### [Work required]
Reproduce every line of the items that follow verbatim, with no alteration.

### [Exercise input]
* BEGIN *
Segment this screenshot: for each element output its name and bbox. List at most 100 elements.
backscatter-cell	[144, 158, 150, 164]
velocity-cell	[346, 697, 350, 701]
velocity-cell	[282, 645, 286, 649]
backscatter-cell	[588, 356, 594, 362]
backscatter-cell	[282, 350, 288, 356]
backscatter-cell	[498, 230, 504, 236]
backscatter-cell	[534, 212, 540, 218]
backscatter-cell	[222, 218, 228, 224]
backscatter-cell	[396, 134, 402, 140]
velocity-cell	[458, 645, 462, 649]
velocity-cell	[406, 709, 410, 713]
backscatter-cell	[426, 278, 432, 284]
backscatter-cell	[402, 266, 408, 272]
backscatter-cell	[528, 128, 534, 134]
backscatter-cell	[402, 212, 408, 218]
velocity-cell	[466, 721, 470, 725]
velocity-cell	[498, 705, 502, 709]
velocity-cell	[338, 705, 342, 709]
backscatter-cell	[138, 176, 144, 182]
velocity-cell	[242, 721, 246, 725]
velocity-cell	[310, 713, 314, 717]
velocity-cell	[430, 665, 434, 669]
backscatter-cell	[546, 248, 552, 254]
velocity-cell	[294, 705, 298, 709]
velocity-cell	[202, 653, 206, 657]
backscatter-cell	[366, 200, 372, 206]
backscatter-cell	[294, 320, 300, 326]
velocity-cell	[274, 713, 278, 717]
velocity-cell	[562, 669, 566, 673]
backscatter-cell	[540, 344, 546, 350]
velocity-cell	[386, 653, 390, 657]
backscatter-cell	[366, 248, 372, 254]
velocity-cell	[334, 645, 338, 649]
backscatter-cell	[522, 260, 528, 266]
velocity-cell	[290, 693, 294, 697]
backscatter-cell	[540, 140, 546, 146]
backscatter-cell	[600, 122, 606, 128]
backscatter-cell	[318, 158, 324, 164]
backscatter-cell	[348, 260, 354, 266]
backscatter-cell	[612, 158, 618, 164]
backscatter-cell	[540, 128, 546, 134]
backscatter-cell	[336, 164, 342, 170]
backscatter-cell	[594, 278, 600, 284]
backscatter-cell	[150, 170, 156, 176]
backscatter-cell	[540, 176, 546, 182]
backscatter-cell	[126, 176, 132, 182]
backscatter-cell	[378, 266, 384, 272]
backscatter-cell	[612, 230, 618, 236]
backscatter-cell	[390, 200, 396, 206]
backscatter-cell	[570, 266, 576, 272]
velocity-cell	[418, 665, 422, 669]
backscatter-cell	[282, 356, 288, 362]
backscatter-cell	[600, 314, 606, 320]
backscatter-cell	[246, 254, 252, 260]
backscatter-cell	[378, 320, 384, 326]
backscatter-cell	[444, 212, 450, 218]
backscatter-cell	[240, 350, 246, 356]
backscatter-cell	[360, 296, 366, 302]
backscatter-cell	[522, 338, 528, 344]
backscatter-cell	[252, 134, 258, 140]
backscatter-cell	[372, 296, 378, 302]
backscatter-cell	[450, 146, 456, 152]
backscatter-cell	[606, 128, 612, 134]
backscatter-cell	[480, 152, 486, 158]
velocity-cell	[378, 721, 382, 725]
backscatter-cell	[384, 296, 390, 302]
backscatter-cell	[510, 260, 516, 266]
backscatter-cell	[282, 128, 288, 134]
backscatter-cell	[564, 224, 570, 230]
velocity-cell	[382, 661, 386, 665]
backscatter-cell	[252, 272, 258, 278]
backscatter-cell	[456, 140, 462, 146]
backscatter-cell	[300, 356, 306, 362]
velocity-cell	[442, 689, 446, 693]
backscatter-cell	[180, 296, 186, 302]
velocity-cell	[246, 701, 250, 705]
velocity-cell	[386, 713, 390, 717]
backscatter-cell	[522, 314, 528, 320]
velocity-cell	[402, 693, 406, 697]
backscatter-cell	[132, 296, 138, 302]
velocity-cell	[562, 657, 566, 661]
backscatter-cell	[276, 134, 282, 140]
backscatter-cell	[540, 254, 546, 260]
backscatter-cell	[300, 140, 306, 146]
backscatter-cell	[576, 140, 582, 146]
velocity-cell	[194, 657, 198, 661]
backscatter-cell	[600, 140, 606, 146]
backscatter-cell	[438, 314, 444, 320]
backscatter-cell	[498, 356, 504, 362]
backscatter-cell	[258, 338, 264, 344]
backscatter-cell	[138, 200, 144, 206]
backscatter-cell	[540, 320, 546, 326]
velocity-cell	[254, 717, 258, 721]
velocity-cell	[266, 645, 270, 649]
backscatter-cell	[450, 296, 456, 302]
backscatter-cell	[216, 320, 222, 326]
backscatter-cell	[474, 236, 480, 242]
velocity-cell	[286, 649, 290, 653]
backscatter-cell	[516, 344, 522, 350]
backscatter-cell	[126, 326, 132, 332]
* END *
### [Written response]
Segment this screenshot: for each element output its name and bbox. List at most 100 elements.
backscatter-cell	[144, 158, 150, 164]
velocity-cell	[346, 697, 350, 701]
velocity-cell	[282, 645, 286, 649]
backscatter-cell	[588, 356, 594, 362]
backscatter-cell	[282, 350, 288, 356]
backscatter-cell	[498, 230, 504, 236]
backscatter-cell	[534, 212, 540, 218]
backscatter-cell	[222, 218, 228, 224]
backscatter-cell	[396, 134, 402, 140]
velocity-cell	[458, 645, 462, 649]
velocity-cell	[406, 709, 410, 713]
backscatter-cell	[426, 278, 432, 284]
backscatter-cell	[402, 266, 408, 272]
backscatter-cell	[528, 128, 534, 134]
backscatter-cell	[402, 212, 408, 218]
velocity-cell	[466, 721, 470, 725]
velocity-cell	[498, 705, 502, 709]
velocity-cell	[338, 705, 342, 709]
backscatter-cell	[138, 176, 144, 182]
velocity-cell	[242, 721, 246, 725]
velocity-cell	[310, 713, 314, 717]
velocity-cell	[430, 665, 434, 669]
backscatter-cell	[546, 248, 552, 254]
velocity-cell	[294, 705, 298, 709]
velocity-cell	[202, 653, 206, 657]
backscatter-cell	[366, 200, 372, 206]
backscatter-cell	[294, 320, 300, 326]
velocity-cell	[274, 713, 278, 717]
velocity-cell	[562, 669, 566, 673]
backscatter-cell	[540, 344, 546, 350]
velocity-cell	[386, 653, 390, 657]
backscatter-cell	[366, 248, 372, 254]
velocity-cell	[334, 645, 338, 649]
backscatter-cell	[522, 260, 528, 266]
velocity-cell	[290, 693, 294, 697]
backscatter-cell	[540, 140, 546, 146]
backscatter-cell	[600, 122, 606, 128]
backscatter-cell	[318, 158, 324, 164]
backscatter-cell	[348, 260, 354, 266]
backscatter-cell	[612, 158, 618, 164]
backscatter-cell	[540, 128, 546, 134]
backscatter-cell	[336, 164, 342, 170]
backscatter-cell	[594, 278, 600, 284]
backscatter-cell	[150, 170, 156, 176]
backscatter-cell	[540, 176, 546, 182]
backscatter-cell	[126, 176, 132, 182]
backscatter-cell	[378, 266, 384, 272]
backscatter-cell	[612, 230, 618, 236]
backscatter-cell	[390, 200, 396, 206]
backscatter-cell	[570, 266, 576, 272]
velocity-cell	[418, 665, 422, 669]
backscatter-cell	[282, 356, 288, 362]
backscatter-cell	[600, 314, 606, 320]
backscatter-cell	[246, 254, 252, 260]
backscatter-cell	[378, 320, 384, 326]
backscatter-cell	[444, 212, 450, 218]
backscatter-cell	[240, 350, 246, 356]
backscatter-cell	[360, 296, 366, 302]
backscatter-cell	[522, 338, 528, 344]
backscatter-cell	[252, 134, 258, 140]
backscatter-cell	[372, 296, 378, 302]
backscatter-cell	[450, 146, 456, 152]
backscatter-cell	[606, 128, 612, 134]
backscatter-cell	[480, 152, 486, 158]
velocity-cell	[378, 721, 382, 725]
backscatter-cell	[384, 296, 390, 302]
backscatter-cell	[510, 260, 516, 266]
backscatter-cell	[282, 128, 288, 134]
backscatter-cell	[564, 224, 570, 230]
velocity-cell	[382, 661, 386, 665]
backscatter-cell	[252, 272, 258, 278]
backscatter-cell	[456, 140, 462, 146]
backscatter-cell	[300, 356, 306, 362]
velocity-cell	[442, 689, 446, 693]
backscatter-cell	[180, 296, 186, 302]
velocity-cell	[246, 701, 250, 705]
velocity-cell	[386, 713, 390, 717]
backscatter-cell	[522, 314, 528, 320]
velocity-cell	[402, 693, 406, 697]
backscatter-cell	[132, 296, 138, 302]
velocity-cell	[562, 657, 566, 661]
backscatter-cell	[276, 134, 282, 140]
backscatter-cell	[540, 254, 546, 260]
backscatter-cell	[300, 140, 306, 146]
backscatter-cell	[576, 140, 582, 146]
velocity-cell	[194, 657, 198, 661]
backscatter-cell	[600, 140, 606, 146]
backscatter-cell	[438, 314, 444, 320]
backscatter-cell	[498, 356, 504, 362]
backscatter-cell	[258, 338, 264, 344]
backscatter-cell	[138, 200, 144, 206]
backscatter-cell	[540, 320, 546, 326]
velocity-cell	[254, 717, 258, 721]
velocity-cell	[266, 645, 270, 649]
backscatter-cell	[450, 296, 456, 302]
backscatter-cell	[216, 320, 222, 326]
backscatter-cell	[474, 236, 480, 242]
velocity-cell	[286, 649, 290, 653]
backscatter-cell	[516, 344, 522, 350]
backscatter-cell	[126, 326, 132, 332]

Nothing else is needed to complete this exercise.